PROBLEM: Copy out the listing that follows, exactly, without its pictures.
##### INPUT DATA #####
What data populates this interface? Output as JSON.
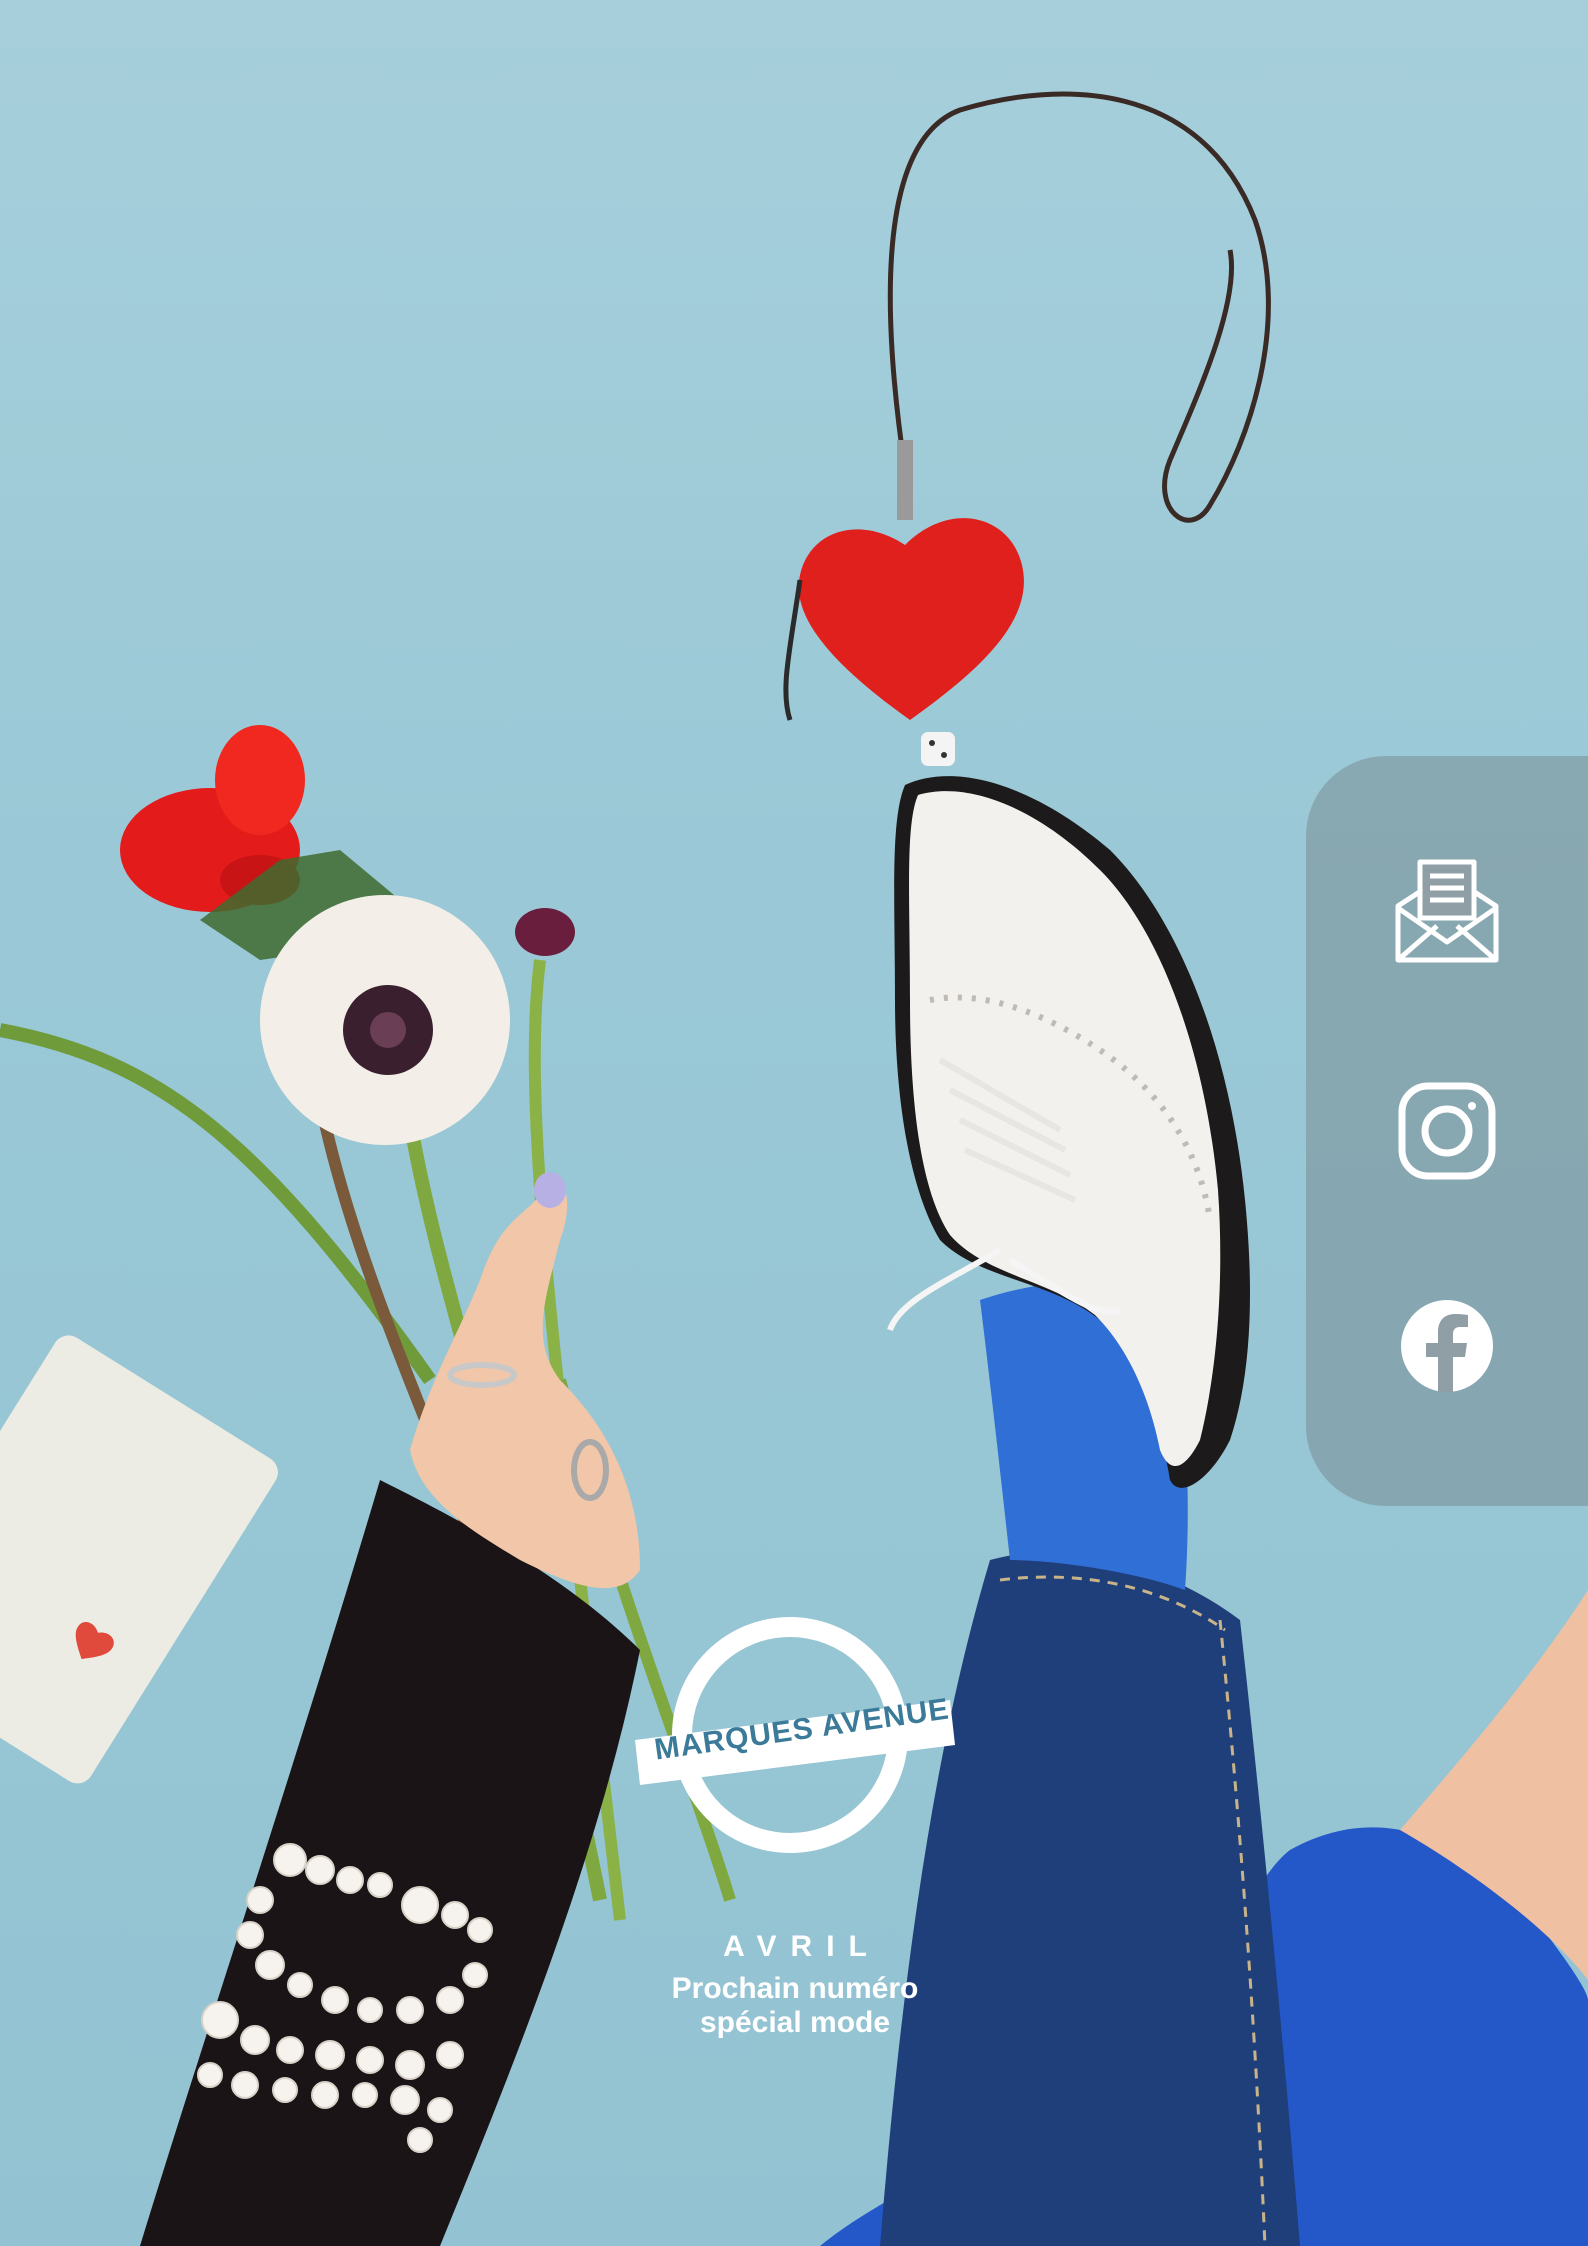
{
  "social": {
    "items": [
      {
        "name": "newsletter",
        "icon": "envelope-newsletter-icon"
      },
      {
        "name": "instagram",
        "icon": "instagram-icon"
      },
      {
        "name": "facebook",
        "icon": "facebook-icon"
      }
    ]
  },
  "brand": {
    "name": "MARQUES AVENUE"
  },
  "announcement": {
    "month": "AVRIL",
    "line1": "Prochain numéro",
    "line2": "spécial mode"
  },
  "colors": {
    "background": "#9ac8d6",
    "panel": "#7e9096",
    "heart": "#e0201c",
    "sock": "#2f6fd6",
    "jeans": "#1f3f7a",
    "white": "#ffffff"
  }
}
#####
EXERCISE RESULT:
What data populates this interface? Output as JSON.
{
  "social": {
    "items": [
      {
        "name": "newsletter",
        "icon": "envelope-newsletter-icon"
      },
      {
        "name": "instagram",
        "icon": "instagram-icon"
      },
      {
        "name": "facebook",
        "icon": "facebook-icon"
      }
    ]
  },
  "brand": {
    "name": "MARQUES AVENUE"
  },
  "announcement": {
    "month": "AVRIL",
    "line1": "Prochain numéro",
    "line2": "spécial mode"
  },
  "colors": {
    "background": "#9ac8d6",
    "panel": "#7e9096",
    "heart": "#e0201c",
    "sock": "#2f6fd6",
    "jeans": "#1f3f7a",
    "white": "#ffffff"
  }
}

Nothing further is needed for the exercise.